## DATASET EXCERPTS
— Begin —

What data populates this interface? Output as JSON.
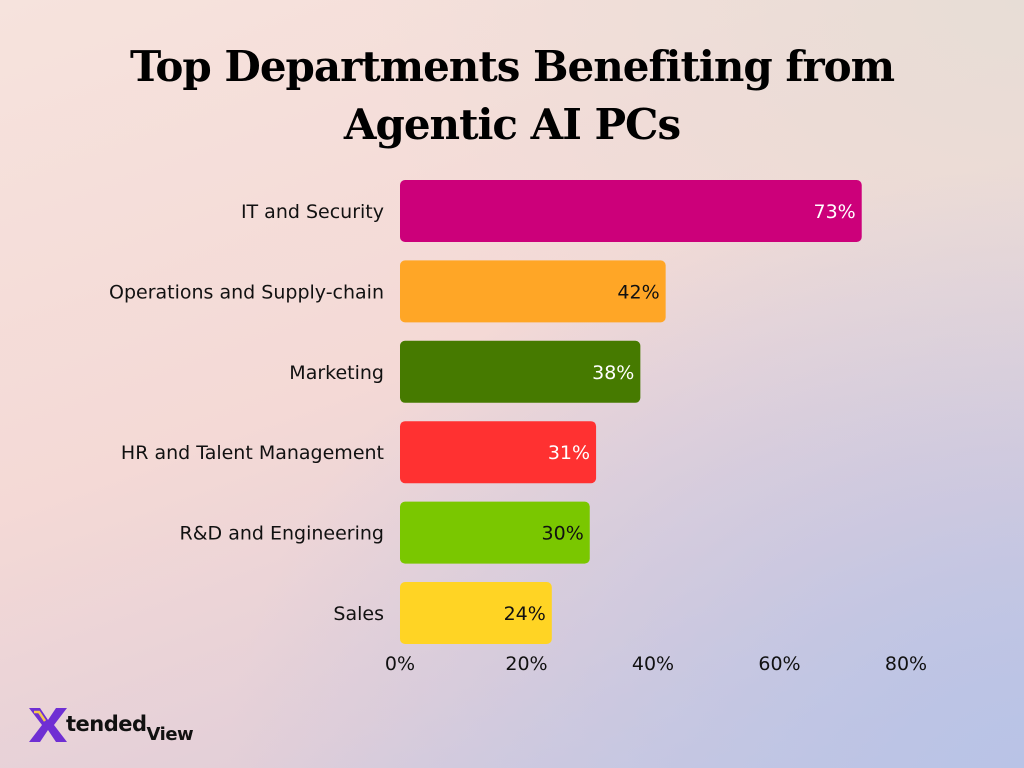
{
  "title": "Top Departments Benefiting from Agentic AI PCs",
  "logo": {
    "part1": "tended",
    "part2": "View",
    "mark": "X"
  },
  "colors": {
    "it": "#cc007a",
    "ops": "#ffa626",
    "marketing": "#467a00",
    "hr": "#ff3131",
    "rnd": "#7ac700",
    "sales": "#ffd424",
    "logo_purple": "#6f2fd3"
  },
  "chart_data": {
    "type": "bar",
    "orientation": "horizontal",
    "categories": [
      "IT and Security",
      "Operations and Supply-chain",
      "Marketing",
      "HR and Talent Management",
      "R&D and Engineering",
      "Sales"
    ],
    "values": [
      73,
      42,
      38,
      31,
      30,
      24
    ],
    "value_labels": [
      "73%",
      "42%",
      "38%",
      "31%",
      "30%",
      "24%"
    ],
    "bar_colors": [
      "#cc007a",
      "#ffa626",
      "#467a00",
      "#ff3131",
      "#7ac700",
      "#ffd424"
    ],
    "label_colors": [
      "#ffffff",
      "#111111",
      "#ffffff",
      "#ffffff",
      "#111111",
      "#111111"
    ],
    "xlim": [
      0,
      80
    ],
    "xticks": [
      0,
      20,
      40,
      60,
      80
    ],
    "xtick_labels": [
      "0%",
      "20%",
      "40%",
      "60%",
      "80%"
    ],
    "grid": false,
    "legend": "none"
  }
}
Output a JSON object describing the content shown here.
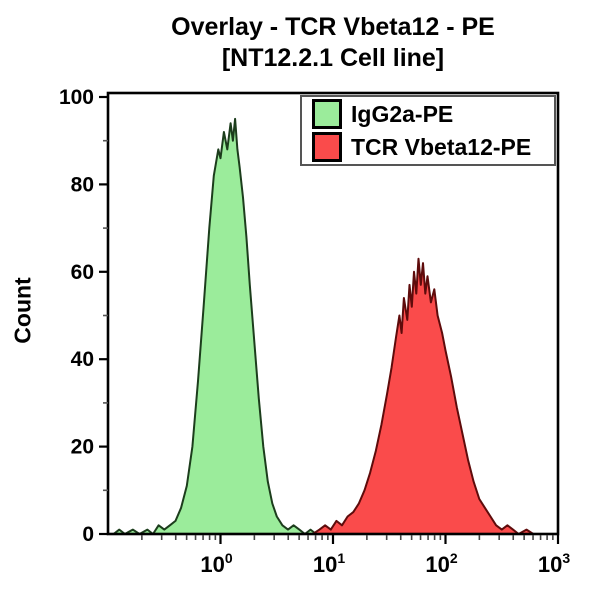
{
  "figure": {
    "title_line1": "Overlay - TCR Vbeta12 - PE",
    "title_line2": "[NT12.2.1 Cell line]",
    "y_axis_label": "Count"
  },
  "legend": {
    "position": "top-right-inside",
    "items": [
      {
        "label": "IgG2a-PE",
        "fill": "#9BEC9B",
        "outline": "#1C3D1C"
      },
      {
        "label": "TCR Vbeta12-PE",
        "fill": "#FA4B4B",
        "outline": "#5E0B0B"
      }
    ]
  },
  "chart_data": {
    "type": "area",
    "subtype": "flow-cytometry-overlay-histogram",
    "title": "Overlay - TCR Vbeta12 - PE [NT12.2.1 Cell line]",
    "xlabel": "",
    "ylabel": "Count",
    "x_scale": "log10",
    "xlim_log10": [
      -1,
      3
    ],
    "ylim": [
      0,
      100
    ],
    "grid": false,
    "y_major_ticks": [
      0,
      20,
      40,
      60,
      80,
      100
    ],
    "y_minor_ticks": [
      10,
      30,
      50,
      70,
      90
    ],
    "x_major_ticks": [
      {
        "log10": 0,
        "base": "10",
        "exp": "0"
      },
      {
        "log10": 1,
        "base": "10",
        "exp": "1"
      },
      {
        "log10": 2,
        "base": "10",
        "exp": "2"
      },
      {
        "log10": 3,
        "base": "10",
        "exp": "3"
      }
    ],
    "series": [
      {
        "name": "IgG2a-PE",
        "fill": "#9BEC9B",
        "outline": "#1C3D1C",
        "peak": {
          "x_approx": 1.3,
          "count_approx": 95
        },
        "points_log10x_count": [
          [
            -0.95,
            0
          ],
          [
            -0.9,
            1
          ],
          [
            -0.85,
            0
          ],
          [
            -0.78,
            1
          ],
          [
            -0.72,
            0
          ],
          [
            -0.65,
            1
          ],
          [
            -0.6,
            0
          ],
          [
            -0.55,
            2
          ],
          [
            -0.5,
            1
          ],
          [
            -0.45,
            2
          ],
          [
            -0.4,
            3
          ],
          [
            -0.35,
            6
          ],
          [
            -0.3,
            11
          ],
          [
            -0.25,
            20
          ],
          [
            -0.2,
            35
          ],
          [
            -0.15,
            52
          ],
          [
            -0.1,
            70
          ],
          [
            -0.06,
            82
          ],
          [
            -0.02,
            88
          ],
          [
            0.0,
            86
          ],
          [
            0.03,
            92
          ],
          [
            0.06,
            88
          ],
          [
            0.09,
            94
          ],
          [
            0.11,
            90
          ],
          [
            0.13,
            95
          ],
          [
            0.15,
            88
          ],
          [
            0.17,
            84
          ],
          [
            0.2,
            77
          ],
          [
            0.23,
            68
          ],
          [
            0.26,
            57
          ],
          [
            0.3,
            44
          ],
          [
            0.34,
            31
          ],
          [
            0.38,
            20
          ],
          [
            0.42,
            12
          ],
          [
            0.46,
            7
          ],
          [
            0.5,
            4
          ],
          [
            0.55,
            2
          ],
          [
            0.6,
            1
          ],
          [
            0.65,
            2
          ],
          [
            0.7,
            1
          ],
          [
            0.75,
            0
          ],
          [
            0.8,
            1
          ],
          [
            0.85,
            0
          ]
        ]
      },
      {
        "name": "TCR Vbeta12-PE",
        "fill": "#FA4B4B",
        "outline": "#5E0B0B",
        "peak": {
          "x_approx": 55,
          "count_approx": 63
        },
        "points_log10x_count": [
          [
            0.82,
            0
          ],
          [
            0.88,
            1
          ],
          [
            0.93,
            2
          ],
          [
            0.98,
            1
          ],
          [
            1.03,
            3
          ],
          [
            1.08,
            2
          ],
          [
            1.13,
            4
          ],
          [
            1.18,
            5
          ],
          [
            1.23,
            7
          ],
          [
            1.28,
            10
          ],
          [
            1.33,
            14
          ],
          [
            1.38,
            19
          ],
          [
            1.43,
            25
          ],
          [
            1.48,
            32
          ],
          [
            1.52,
            38
          ],
          [
            1.56,
            45
          ],
          [
            1.59,
            50
          ],
          [
            1.61,
            46
          ],
          [
            1.63,
            54
          ],
          [
            1.66,
            49
          ],
          [
            1.68,
            57
          ],
          [
            1.7,
            52
          ],
          [
            1.72,
            60
          ],
          [
            1.74,
            55
          ],
          [
            1.76,
            63
          ],
          [
            1.78,
            57
          ],
          [
            1.8,
            62
          ],
          [
            1.82,
            55
          ],
          [
            1.84,
            59
          ],
          [
            1.87,
            53
          ],
          [
            1.9,
            56
          ],
          [
            1.93,
            50
          ],
          [
            1.97,
            46
          ],
          [
            2.0,
            42
          ],
          [
            2.05,
            36
          ],
          [
            2.1,
            29
          ],
          [
            2.15,
            23
          ],
          [
            2.2,
            17
          ],
          [
            2.25,
            12
          ],
          [
            2.3,
            8
          ],
          [
            2.35,
            6
          ],
          [
            2.4,
            4
          ],
          [
            2.45,
            2
          ],
          [
            2.5,
            1
          ],
          [
            2.55,
            2
          ],
          [
            2.6,
            1
          ],
          [
            2.65,
            0
          ],
          [
            2.72,
            1
          ],
          [
            2.78,
            0
          ]
        ]
      }
    ]
  }
}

— End —

## PROBLEM STATEMENT
Quote the preceding records in their entirety, excluding every picture.

## RESULT OF THIS TASK
What data populates this interface? Output as JSON.
{
  "title": "Top Departments Benefiting from Agentic AI PCs",
  "logo": {
    "part1": "tended",
    "part2": "View",
    "mark": "X"
  },
  "colors": {
    "it": "#cc007a",
    "ops": "#ffa626",
    "marketing": "#467a00",
    "hr": "#ff3131",
    "rnd": "#7ac700",
    "sales": "#ffd424",
    "logo_purple": "#6f2fd3"
  },
  "chart_data": {
    "type": "bar",
    "orientation": "horizontal",
    "categories": [
      "IT and Security",
      "Operations and Supply-chain",
      "Marketing",
      "HR and Talent Management",
      "R&D and Engineering",
      "Sales"
    ],
    "values": [
      73,
      42,
      38,
      31,
      30,
      24
    ],
    "value_labels": [
      "73%",
      "42%",
      "38%",
      "31%",
      "30%",
      "24%"
    ],
    "bar_colors": [
      "#cc007a",
      "#ffa626",
      "#467a00",
      "#ff3131",
      "#7ac700",
      "#ffd424"
    ],
    "label_colors": [
      "#ffffff",
      "#111111",
      "#ffffff",
      "#ffffff",
      "#111111",
      "#111111"
    ],
    "xlim": [
      0,
      80
    ],
    "xticks": [
      0,
      20,
      40,
      60,
      80
    ],
    "xtick_labels": [
      "0%",
      "20%",
      "40%",
      "60%",
      "80%"
    ],
    "grid": false,
    "legend": "none"
  }
}
Output a JSON object describing the content shown here.
{
  "figure": {
    "title_line1": "Overlay - TCR Vbeta12 - PE",
    "title_line2": "[NT12.2.1 Cell line]",
    "y_axis_label": "Count"
  },
  "legend": {
    "position": "top-right-inside",
    "items": [
      {
        "label": "IgG2a-PE",
        "fill": "#9BEC9B",
        "outline": "#1C3D1C"
      },
      {
        "label": "TCR Vbeta12-PE",
        "fill": "#FA4B4B",
        "outline": "#5E0B0B"
      }
    ]
  },
  "chart_data": {
    "type": "area",
    "subtype": "flow-cytometry-overlay-histogram",
    "title": "Overlay - TCR Vbeta12 - PE [NT12.2.1 Cell line]",
    "xlabel": "",
    "ylabel": "Count",
    "x_scale": "log10",
    "xlim_log10": [
      -1,
      3
    ],
    "ylim": [
      0,
      100
    ],
    "grid": false,
    "y_major_ticks": [
      0,
      20,
      40,
      60,
      80,
      100
    ],
    "y_minor_ticks": [
      10,
      30,
      50,
      70,
      90
    ],
    "x_major_ticks": [
      {
        "log10": 0,
        "base": "10",
        "exp": "0"
      },
      {
        "log10": 1,
        "base": "10",
        "exp": "1"
      },
      {
        "log10": 2,
        "base": "10",
        "exp": "2"
      },
      {
        "log10": 3,
        "base": "10",
        "exp": "3"
      }
    ],
    "series": [
      {
        "name": "IgG2a-PE",
        "fill": "#9BEC9B",
        "outline": "#1C3D1C",
        "peak": {
          "x_approx": 1.3,
          "count_approx": 95
        },
        "points_log10x_count": [
          [
            -0.95,
            0
          ],
          [
            -0.9,
            1
          ],
          [
            -0.85,
            0
          ],
          [
            -0.78,
            1
          ],
          [
            -0.72,
            0
          ],
          [
            -0.65,
            1
          ],
          [
            -0.6,
            0
          ],
          [
            -0.55,
            2
          ],
          [
            -0.5,
            1
          ],
          [
            -0.45,
            2
          ],
          [
            -0.4,
            3
          ],
          [
            -0.35,
            6
          ],
          [
            -0.3,
            11
          ],
          [
            -0.25,
            20
          ],
          [
            -0.2,
            35
          ],
          [
            -0.15,
            52
          ],
          [
            -0.1,
            70
          ],
          [
            -0.06,
            82
          ],
          [
            -0.02,
            88
          ],
          [
            0.0,
            86
          ],
          [
            0.03,
            92
          ],
          [
            0.06,
            88
          ],
          [
            0.09,
            94
          ],
          [
            0.11,
            90
          ],
          [
            0.13,
            95
          ],
          [
            0.15,
            88
          ],
          [
            0.17,
            84
          ],
          [
            0.2,
            77
          ],
          [
            0.23,
            68
          ],
          [
            0.26,
            57
          ],
          [
            0.3,
            44
          ],
          [
            0.34,
            31
          ],
          [
            0.38,
            20
          ],
          [
            0.42,
            12
          ],
          [
            0.46,
            7
          ],
          [
            0.5,
            4
          ],
          [
            0.55,
            2
          ],
          [
            0.6,
            1
          ],
          [
            0.65,
            2
          ],
          [
            0.7,
            1
          ],
          [
            0.75,
            0
          ],
          [
            0.8,
            1
          ],
          [
            0.85,
            0
          ]
        ]
      },
      {
        "name": "TCR Vbeta12-PE",
        "fill": "#FA4B4B",
        "outline": "#5E0B0B",
        "peak": {
          "x_approx": 55,
          "count_approx": 63
        },
        "points_log10x_count": [
          [
            0.82,
            0
          ],
          [
            0.88,
            1
          ],
          [
            0.93,
            2
          ],
          [
            0.98,
            1
          ],
          [
            1.03,
            3
          ],
          [
            1.08,
            2
          ],
          [
            1.13,
            4
          ],
          [
            1.18,
            5
          ],
          [
            1.23,
            7
          ],
          [
            1.28,
            10
          ],
          [
            1.33,
            14
          ],
          [
            1.38,
            19
          ],
          [
            1.43,
            25
          ],
          [
            1.48,
            32
          ],
          [
            1.52,
            38
          ],
          [
            1.56,
            45
          ],
          [
            1.59,
            50
          ],
          [
            1.61,
            46
          ],
          [
            1.63,
            54
          ],
          [
            1.66,
            49
          ],
          [
            1.68,
            57
          ],
          [
            1.7,
            52
          ],
          [
            1.72,
            60
          ],
          [
            1.74,
            55
          ],
          [
            1.76,
            63
          ],
          [
            1.78,
            57
          ],
          [
            1.8,
            62
          ],
          [
            1.82,
            55
          ],
          [
            1.84,
            59
          ],
          [
            1.87,
            53
          ],
          [
            1.9,
            56
          ],
          [
            1.93,
            50
          ],
          [
            1.97,
            46
          ],
          [
            2.0,
            42
          ],
          [
            2.05,
            36
          ],
          [
            2.1,
            29
          ],
          [
            2.15,
            23
          ],
          [
            2.2,
            17
          ],
          [
            2.25,
            12
          ],
          [
            2.3,
            8
          ],
          [
            2.35,
            6
          ],
          [
            2.4,
            4
          ],
          [
            2.45,
            2
          ],
          [
            2.5,
            1
          ],
          [
            2.55,
            2
          ],
          [
            2.6,
            1
          ],
          [
            2.65,
            0
          ],
          [
            2.72,
            1
          ],
          [
            2.78,
            0
          ]
        ]
      }
    ]
  }
}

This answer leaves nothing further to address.